■ **Required work**
Your answer is a single number: the count of lines that contain the string "Flange".

■ **Listed records**
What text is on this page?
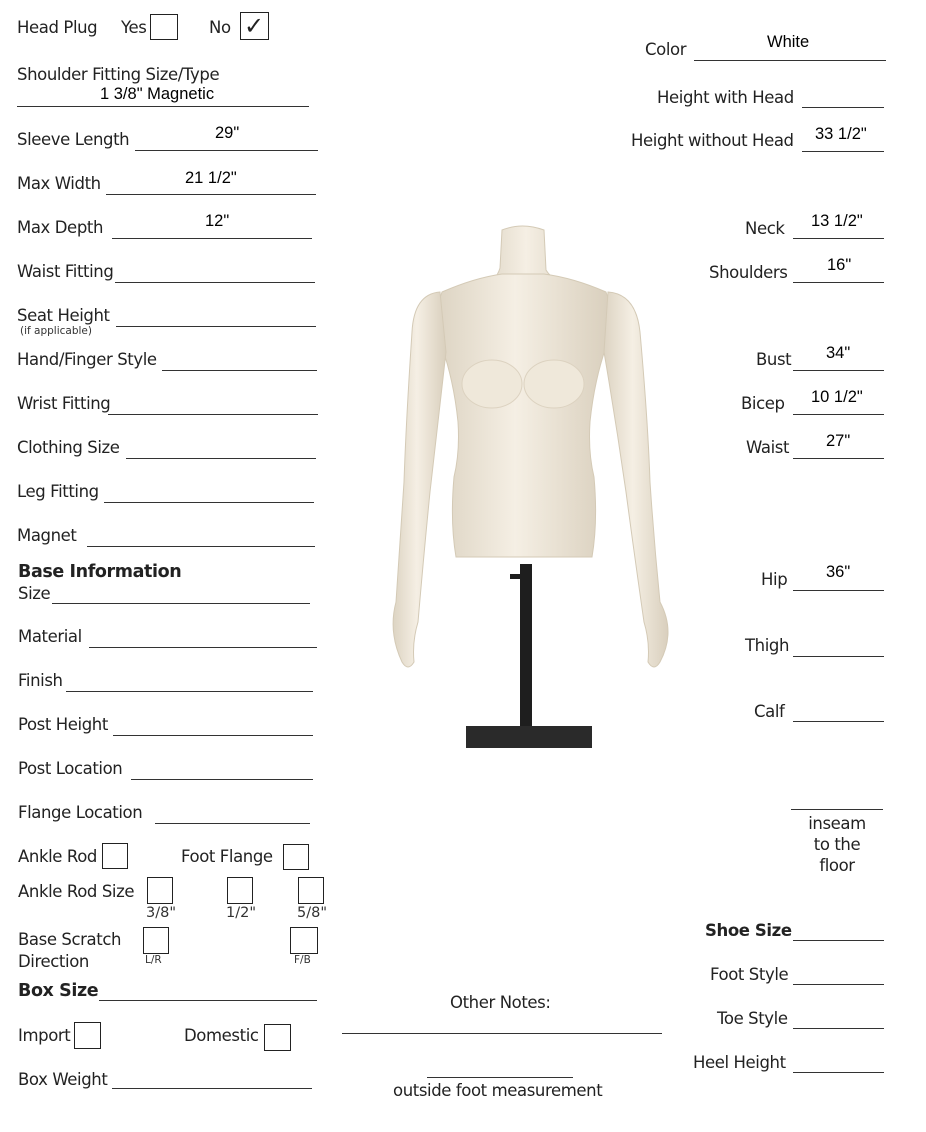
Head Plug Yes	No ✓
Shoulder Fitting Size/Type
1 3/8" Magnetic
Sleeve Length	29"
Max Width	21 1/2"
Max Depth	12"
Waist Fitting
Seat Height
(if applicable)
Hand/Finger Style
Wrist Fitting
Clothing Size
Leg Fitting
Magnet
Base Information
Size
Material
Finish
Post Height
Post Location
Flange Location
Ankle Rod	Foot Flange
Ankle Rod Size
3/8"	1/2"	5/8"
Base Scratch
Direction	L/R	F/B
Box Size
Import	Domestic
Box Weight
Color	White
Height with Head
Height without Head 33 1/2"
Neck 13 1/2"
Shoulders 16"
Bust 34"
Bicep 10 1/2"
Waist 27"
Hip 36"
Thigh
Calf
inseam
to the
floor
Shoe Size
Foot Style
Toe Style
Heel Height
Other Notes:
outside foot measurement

■ **Worked answer**
2